> Prompt:
Repeat everything in the material exactly.

> Task data:
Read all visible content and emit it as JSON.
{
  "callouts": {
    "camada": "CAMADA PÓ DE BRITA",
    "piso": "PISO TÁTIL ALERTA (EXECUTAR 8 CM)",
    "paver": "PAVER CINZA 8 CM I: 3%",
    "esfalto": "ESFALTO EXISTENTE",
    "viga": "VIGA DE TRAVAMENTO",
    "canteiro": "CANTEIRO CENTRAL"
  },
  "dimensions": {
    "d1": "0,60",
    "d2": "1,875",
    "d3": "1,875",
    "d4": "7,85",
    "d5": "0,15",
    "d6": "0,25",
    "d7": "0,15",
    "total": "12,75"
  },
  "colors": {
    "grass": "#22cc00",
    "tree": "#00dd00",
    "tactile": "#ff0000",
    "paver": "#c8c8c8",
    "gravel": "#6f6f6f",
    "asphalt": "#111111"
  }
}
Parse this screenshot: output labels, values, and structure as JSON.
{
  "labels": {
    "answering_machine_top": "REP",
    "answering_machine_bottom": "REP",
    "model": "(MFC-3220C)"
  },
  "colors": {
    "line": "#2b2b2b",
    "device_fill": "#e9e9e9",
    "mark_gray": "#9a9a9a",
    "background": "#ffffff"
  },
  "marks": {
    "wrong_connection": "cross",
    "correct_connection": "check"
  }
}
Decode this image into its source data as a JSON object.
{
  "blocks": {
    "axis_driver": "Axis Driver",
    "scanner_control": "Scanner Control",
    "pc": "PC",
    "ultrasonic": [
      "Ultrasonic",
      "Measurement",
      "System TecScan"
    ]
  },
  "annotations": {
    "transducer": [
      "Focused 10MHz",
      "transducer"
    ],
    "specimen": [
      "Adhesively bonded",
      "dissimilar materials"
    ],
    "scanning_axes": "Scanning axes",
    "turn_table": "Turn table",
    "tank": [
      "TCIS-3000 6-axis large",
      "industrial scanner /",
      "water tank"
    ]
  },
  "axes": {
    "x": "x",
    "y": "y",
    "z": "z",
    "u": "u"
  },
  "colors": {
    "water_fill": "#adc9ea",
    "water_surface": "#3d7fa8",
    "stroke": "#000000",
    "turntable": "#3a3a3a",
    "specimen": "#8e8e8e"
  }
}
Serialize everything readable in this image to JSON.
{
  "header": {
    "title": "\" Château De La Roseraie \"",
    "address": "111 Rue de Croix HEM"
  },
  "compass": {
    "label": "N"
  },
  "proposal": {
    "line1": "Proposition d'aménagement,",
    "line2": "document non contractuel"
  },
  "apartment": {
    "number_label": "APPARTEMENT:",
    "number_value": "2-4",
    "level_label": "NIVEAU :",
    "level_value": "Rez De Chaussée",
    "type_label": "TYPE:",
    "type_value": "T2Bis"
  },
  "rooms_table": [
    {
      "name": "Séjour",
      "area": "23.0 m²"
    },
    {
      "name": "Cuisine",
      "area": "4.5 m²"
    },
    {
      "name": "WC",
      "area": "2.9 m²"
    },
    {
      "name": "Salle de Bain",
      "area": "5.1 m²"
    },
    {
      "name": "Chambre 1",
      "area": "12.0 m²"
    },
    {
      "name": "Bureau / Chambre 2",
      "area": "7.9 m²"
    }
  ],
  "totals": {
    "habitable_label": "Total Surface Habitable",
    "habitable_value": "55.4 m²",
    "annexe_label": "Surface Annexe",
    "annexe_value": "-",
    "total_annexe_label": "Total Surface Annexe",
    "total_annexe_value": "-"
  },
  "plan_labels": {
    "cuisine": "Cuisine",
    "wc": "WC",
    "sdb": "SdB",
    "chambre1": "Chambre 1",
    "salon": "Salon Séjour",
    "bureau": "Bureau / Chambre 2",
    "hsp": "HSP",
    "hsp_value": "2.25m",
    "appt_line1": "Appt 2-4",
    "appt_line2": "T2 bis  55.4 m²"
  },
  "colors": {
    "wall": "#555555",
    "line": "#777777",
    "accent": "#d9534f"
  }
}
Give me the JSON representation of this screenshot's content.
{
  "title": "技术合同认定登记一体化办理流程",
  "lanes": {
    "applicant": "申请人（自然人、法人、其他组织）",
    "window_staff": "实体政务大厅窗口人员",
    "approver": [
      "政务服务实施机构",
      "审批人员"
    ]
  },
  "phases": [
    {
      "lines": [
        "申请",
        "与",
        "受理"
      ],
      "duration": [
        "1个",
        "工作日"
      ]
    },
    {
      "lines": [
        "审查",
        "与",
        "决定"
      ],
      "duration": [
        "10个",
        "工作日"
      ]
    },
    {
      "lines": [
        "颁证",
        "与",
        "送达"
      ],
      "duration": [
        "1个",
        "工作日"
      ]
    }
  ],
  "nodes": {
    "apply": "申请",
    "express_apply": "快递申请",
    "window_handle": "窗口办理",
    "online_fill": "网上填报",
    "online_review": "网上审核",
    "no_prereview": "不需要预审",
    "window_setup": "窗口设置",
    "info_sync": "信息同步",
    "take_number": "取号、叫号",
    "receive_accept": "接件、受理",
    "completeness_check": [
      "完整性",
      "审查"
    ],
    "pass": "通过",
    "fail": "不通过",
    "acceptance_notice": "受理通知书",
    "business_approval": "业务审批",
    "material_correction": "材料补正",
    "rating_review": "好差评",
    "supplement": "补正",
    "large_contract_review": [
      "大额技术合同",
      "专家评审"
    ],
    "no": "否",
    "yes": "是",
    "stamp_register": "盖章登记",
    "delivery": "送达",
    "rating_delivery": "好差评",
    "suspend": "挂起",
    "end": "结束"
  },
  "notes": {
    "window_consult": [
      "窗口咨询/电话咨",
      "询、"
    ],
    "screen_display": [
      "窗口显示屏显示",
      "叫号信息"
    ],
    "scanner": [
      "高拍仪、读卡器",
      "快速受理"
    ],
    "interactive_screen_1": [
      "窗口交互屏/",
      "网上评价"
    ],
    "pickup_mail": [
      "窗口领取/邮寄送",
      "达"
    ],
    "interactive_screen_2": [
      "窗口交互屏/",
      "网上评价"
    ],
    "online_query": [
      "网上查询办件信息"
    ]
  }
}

> Task output:
Read all visible content and emit it as JSON.
{
  "callouts": {
    "camada": "CAMADA PÓ DE BRITA",
    "piso": "PISO TÁTIL ALERTA (EXECUTAR 8 CM)",
    "paver": "PAVER CINZA 8 CM I: 3%",
    "esfalto": "ESFALTO EXISTENTE",
    "viga": "VIGA DE TRAVAMENTO",
    "canteiro": "CANTEIRO CENTRAL"
  },
  "dimensions": {
    "d1": "0,60",
    "d2": "1,875",
    "d3": "1,875",
    "d4": "7,85",
    "d5": "0,15",
    "d6": "0,25",
    "d7": "0,15",
    "total": "12,75"
  },
  "colors": {
    "grass": "#22cc00",
    "tree": "#00dd00",
    "tactile": "#ff0000",
    "paver": "#c8c8c8",
    "gravel": "#6f6f6f",
    "asphalt": "#111111"
  }
}
Parse this screenshot: output labels, values, and structure as JSON.
{
  "labels": {
    "answering_machine_top": "REP",
    "answering_machine_bottom": "REP",
    "model": "(MFC-3220C)"
  },
  "colors": {
    "line": "#2b2b2b",
    "device_fill": "#e9e9e9",
    "mark_gray": "#9a9a9a",
    "background": "#ffffff"
  },
  "marks": {
    "wrong_connection": "cross",
    "correct_connection": "check"
  }
}
Decode this image into its source data as a JSON object.
{
  "blocks": {
    "axis_driver": "Axis Driver",
    "scanner_control": "Scanner Control",
    "pc": "PC",
    "ultrasonic": [
      "Ultrasonic",
      "Measurement",
      "System TecScan"
    ]
  },
  "annotations": {
    "transducer": [
      "Focused 10MHz",
      "transducer"
    ],
    "specimen": [
      "Adhesively bonded",
      "dissimilar materials"
    ],
    "scanning_axes": "Scanning axes",
    "turn_table": "Turn table",
    "tank": [
      "TCIS-3000 6-axis large",
      "industrial scanner /",
      "water tank"
    ]
  },
  "axes": {
    "x": "x",
    "y": "y",
    "z": "z",
    "u": "u"
  },
  "colors": {
    "water_fill": "#adc9ea",
    "water_surface": "#3d7fa8",
    "stroke": "#000000",
    "turntable": "#3a3a3a",
    "specimen": "#8e8e8e"
  }
}
Serialize everything readable in this image to JSON.
{
  "header": {
    "title": "\" Château De La Roseraie \"",
    "address": "111 Rue de Croix HEM"
  },
  "compass": {
    "label": "N"
  },
  "proposal": {
    "line1": "Proposition d'aménagement,",
    "line2": "document non contractuel"
  },
  "apartment": {
    "number_label": "APPARTEMENT:",
    "number_value": "2-4",
    "level_label": "NIVEAU :",
    "level_value": "Rez De Chaussée",
    "type_label": "TYPE:",
    "type_value": "T2Bis"
  },
  "rooms_table": [
    {
      "name": "Séjour",
      "area": "23.0 m²"
    },
    {
      "name": "Cuisine",
      "area": "4.5 m²"
    },
    {
      "name": "WC",
      "area": "2.9 m²"
    },
    {
      "name": "Salle de Bain",
      "area": "5.1 m²"
    },
    {
      "name": "Chambre 1",
      "area": "12.0 m²"
    },
    {
      "name": "Bureau / Chambre 2",
      "area": "7.9 m²"
    }
  ],
  "totals": {
    "habitable_label": "Total Surface Habitable",
    "habitable_value": "55.4 m²",
    "annexe_label": "Surface Annexe",
    "annexe_value": "-",
    "total_annexe_label": "Total Surface Annexe",
    "total_annexe_value": "-"
  },
  "plan_labels": {
    "cuisine": "Cuisine",
    "wc": "WC",
    "sdb": "SdB",
    "chambre1": "Chambre 1",
    "salon": "Salon Séjour",
    "bureau": "Bureau / Chambre 2",
    "hsp": "HSP",
    "hsp_value": "2.25m",
    "appt_line1": "Appt 2-4",
    "appt_line2": "T2 bis  55.4 m²"
  },
  "colors": {
    "wall": "#555555",
    "line": "#777777",
    "accent": "#d9534f"
  }
}
Give me the JSON representation of this screenshot's content.
{
  "title": "技术合同认定登记一体化办理流程",
  "lanes": {
    "applicant": "申请人（自然人、法人、其他组织）",
    "window_staff": "实体政务大厅窗口人员",
    "approver": [
      "政务服务实施机构",
      "审批人员"
    ]
  },
  "phases": [
    {
      "lines": [
        "申请",
        "与",
        "受理"
      ],
      "duration": [
        "1个",
        "工作日"
      ]
    },
    {
      "lines": [
        "审查",
        "与",
        "决定"
      ],
      "duration": [
        "10个",
        "工作日"
      ]
    },
    {
      "lines": [
        "颁证",
        "与",
        "送达"
      ],
      "duration": [
        "1个",
        "工作日"
      ]
    }
  ],
  "nodes": {
    "apply": "申请",
    "express_apply": "快递申请",
    "window_handle": "窗口办理",
    "online_fill": "网上填报",
    "online_review": "网上审核",
    "no_prereview": "不需要预审",
    "window_setup": "窗口设置",
    "info_sync": "信息同步",
    "take_number": "取号、叫号",
    "receive_accept": "接件、受理",
    "completeness_check": [
      "完整性",
      "审查"
    ],
    "pass": "通过",
    "fail": "不通过",
    "acceptance_notice": "受理通知书",
    "business_approval": "业务审批",
    "material_correction": "材料补正",
    "rating_review": "好差评",
    "supplement": "补正",
    "large_contract_review": [
      "大额技术合同",
      "专家评审"
    ],
    "no": "否",
    "yes": "是",
    "stamp_register": "盖章登记",
    "delivery": "送达",
    "rating_delivery": "好差评",
    "suspend": "挂起",
    "end": "结束"
  },
  "notes": {
    "window_consult": [
      "窗口咨询/电话咨",
      "询、"
    ],
    "screen_display": [
      "窗口显示屏显示",
      "叫号信息"
    ],
    "scanner": [
      "高拍仪、读卡器",
      "快速受理"
    ],
    "interactive_screen_1": [
      "窗口交互屏/",
      "网上评价"
    ],
    "pickup_mail": [
      "窗口领取/邮寄送",
      "达"
    ],
    "interactive_screen_2": [
      "窗口交互屏/",
      "网上评价"
    ],
    "online_query": [
      "网上查询办件信息"
    ]
  }
}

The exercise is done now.